begin

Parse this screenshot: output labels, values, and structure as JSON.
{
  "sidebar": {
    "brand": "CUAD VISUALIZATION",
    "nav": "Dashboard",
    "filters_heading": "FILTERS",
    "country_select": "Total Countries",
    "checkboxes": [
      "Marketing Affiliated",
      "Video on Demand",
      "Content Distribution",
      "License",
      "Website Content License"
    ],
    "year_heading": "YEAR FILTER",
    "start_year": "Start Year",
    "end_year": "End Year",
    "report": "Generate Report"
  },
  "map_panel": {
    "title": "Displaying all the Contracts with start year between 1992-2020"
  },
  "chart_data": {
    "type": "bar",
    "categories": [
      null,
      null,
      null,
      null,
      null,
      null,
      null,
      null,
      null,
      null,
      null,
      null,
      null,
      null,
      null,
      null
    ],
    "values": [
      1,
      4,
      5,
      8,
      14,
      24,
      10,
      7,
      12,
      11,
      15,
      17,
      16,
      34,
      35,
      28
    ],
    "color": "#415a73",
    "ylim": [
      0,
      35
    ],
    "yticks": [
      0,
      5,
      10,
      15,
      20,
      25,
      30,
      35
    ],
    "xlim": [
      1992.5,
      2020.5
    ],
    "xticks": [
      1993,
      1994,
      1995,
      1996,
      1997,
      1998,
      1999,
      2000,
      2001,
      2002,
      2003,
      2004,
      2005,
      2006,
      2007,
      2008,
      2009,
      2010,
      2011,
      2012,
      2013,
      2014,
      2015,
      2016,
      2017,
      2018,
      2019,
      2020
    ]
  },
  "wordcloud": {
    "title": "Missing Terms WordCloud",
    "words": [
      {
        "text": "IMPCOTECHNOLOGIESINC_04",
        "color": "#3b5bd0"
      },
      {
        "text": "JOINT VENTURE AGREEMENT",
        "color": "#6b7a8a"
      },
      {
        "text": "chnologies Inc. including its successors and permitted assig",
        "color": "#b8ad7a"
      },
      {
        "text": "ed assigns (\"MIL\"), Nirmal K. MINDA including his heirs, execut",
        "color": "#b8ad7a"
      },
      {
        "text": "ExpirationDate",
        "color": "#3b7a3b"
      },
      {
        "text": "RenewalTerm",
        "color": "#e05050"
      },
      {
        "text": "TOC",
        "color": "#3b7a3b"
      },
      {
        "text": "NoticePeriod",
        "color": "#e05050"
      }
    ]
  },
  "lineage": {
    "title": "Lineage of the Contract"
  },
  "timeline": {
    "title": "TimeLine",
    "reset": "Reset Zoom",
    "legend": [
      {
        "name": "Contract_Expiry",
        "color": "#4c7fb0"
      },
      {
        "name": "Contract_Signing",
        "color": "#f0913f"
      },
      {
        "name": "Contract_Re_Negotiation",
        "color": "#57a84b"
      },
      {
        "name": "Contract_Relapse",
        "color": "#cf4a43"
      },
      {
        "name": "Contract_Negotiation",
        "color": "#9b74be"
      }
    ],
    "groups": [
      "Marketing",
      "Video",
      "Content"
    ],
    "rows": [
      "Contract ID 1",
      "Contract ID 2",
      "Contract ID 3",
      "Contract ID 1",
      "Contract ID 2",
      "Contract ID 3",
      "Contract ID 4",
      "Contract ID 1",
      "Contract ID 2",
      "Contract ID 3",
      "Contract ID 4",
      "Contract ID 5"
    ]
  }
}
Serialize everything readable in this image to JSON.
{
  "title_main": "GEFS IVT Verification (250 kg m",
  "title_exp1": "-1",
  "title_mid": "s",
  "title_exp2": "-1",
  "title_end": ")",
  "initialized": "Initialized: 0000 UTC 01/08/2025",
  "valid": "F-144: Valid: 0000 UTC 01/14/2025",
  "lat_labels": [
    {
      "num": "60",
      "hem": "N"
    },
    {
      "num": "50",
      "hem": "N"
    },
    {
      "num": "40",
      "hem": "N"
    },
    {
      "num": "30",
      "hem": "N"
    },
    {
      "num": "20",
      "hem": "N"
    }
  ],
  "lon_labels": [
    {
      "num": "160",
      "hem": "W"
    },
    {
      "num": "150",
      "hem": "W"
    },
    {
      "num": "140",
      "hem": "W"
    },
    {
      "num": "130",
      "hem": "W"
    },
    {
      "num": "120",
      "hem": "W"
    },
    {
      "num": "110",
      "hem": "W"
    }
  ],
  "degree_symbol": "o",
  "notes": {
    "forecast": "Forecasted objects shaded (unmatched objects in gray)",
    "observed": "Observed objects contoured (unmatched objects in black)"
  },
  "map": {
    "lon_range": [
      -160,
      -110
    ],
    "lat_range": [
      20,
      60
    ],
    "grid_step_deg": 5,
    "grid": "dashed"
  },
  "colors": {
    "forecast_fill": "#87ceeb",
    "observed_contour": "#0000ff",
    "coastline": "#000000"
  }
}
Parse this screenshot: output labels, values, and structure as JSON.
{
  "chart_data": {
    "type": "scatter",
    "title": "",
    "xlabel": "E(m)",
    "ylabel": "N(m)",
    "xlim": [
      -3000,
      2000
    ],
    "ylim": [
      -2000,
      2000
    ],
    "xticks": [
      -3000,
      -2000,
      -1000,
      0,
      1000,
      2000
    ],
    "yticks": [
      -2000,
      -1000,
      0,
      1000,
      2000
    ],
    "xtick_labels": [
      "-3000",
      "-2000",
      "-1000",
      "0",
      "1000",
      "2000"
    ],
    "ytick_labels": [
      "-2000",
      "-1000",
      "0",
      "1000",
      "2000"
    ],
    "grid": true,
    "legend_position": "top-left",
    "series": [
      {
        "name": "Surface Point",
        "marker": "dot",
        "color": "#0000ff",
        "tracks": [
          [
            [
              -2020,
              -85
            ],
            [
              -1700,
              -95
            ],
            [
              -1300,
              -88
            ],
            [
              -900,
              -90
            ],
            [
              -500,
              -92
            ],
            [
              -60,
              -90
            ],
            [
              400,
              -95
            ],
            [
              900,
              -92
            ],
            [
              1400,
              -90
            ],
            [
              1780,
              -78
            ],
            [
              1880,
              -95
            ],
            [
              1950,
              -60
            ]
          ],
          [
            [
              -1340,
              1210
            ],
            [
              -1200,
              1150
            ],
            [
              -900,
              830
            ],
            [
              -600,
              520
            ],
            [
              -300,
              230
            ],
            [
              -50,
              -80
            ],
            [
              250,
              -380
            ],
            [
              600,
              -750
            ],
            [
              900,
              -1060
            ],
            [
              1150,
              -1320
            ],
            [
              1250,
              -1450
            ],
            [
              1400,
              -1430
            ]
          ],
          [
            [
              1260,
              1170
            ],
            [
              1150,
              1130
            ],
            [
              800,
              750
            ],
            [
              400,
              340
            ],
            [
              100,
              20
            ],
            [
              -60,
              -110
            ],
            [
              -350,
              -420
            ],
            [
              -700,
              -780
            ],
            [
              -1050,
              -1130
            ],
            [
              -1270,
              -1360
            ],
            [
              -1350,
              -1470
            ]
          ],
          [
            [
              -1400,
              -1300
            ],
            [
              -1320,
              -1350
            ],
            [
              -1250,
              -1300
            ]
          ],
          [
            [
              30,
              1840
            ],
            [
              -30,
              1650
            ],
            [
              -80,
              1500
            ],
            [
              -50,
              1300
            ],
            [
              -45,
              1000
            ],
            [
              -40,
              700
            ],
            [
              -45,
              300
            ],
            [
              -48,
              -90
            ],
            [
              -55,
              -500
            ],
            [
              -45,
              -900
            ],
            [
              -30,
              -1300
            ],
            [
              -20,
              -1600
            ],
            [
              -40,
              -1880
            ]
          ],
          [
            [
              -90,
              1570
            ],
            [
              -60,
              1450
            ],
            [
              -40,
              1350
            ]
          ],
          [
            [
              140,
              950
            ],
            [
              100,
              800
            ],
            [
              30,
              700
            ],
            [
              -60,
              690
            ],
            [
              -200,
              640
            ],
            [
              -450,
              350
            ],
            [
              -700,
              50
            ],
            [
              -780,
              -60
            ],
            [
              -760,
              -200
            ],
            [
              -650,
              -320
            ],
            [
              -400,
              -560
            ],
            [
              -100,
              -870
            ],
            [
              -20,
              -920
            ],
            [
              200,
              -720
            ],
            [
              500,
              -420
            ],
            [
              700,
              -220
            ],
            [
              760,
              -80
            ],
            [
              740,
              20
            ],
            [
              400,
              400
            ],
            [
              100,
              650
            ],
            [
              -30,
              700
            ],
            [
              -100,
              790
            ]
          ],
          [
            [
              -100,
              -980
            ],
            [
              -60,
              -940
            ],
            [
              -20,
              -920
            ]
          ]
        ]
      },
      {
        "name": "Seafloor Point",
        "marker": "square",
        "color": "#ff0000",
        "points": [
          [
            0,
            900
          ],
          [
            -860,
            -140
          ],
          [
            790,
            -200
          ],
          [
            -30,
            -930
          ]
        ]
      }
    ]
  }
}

end

* TASK TO COMPLETE *
Your answer should be a single number: the count of lines in the data that include the word "including".

* EXERCISE SOLUTION *
2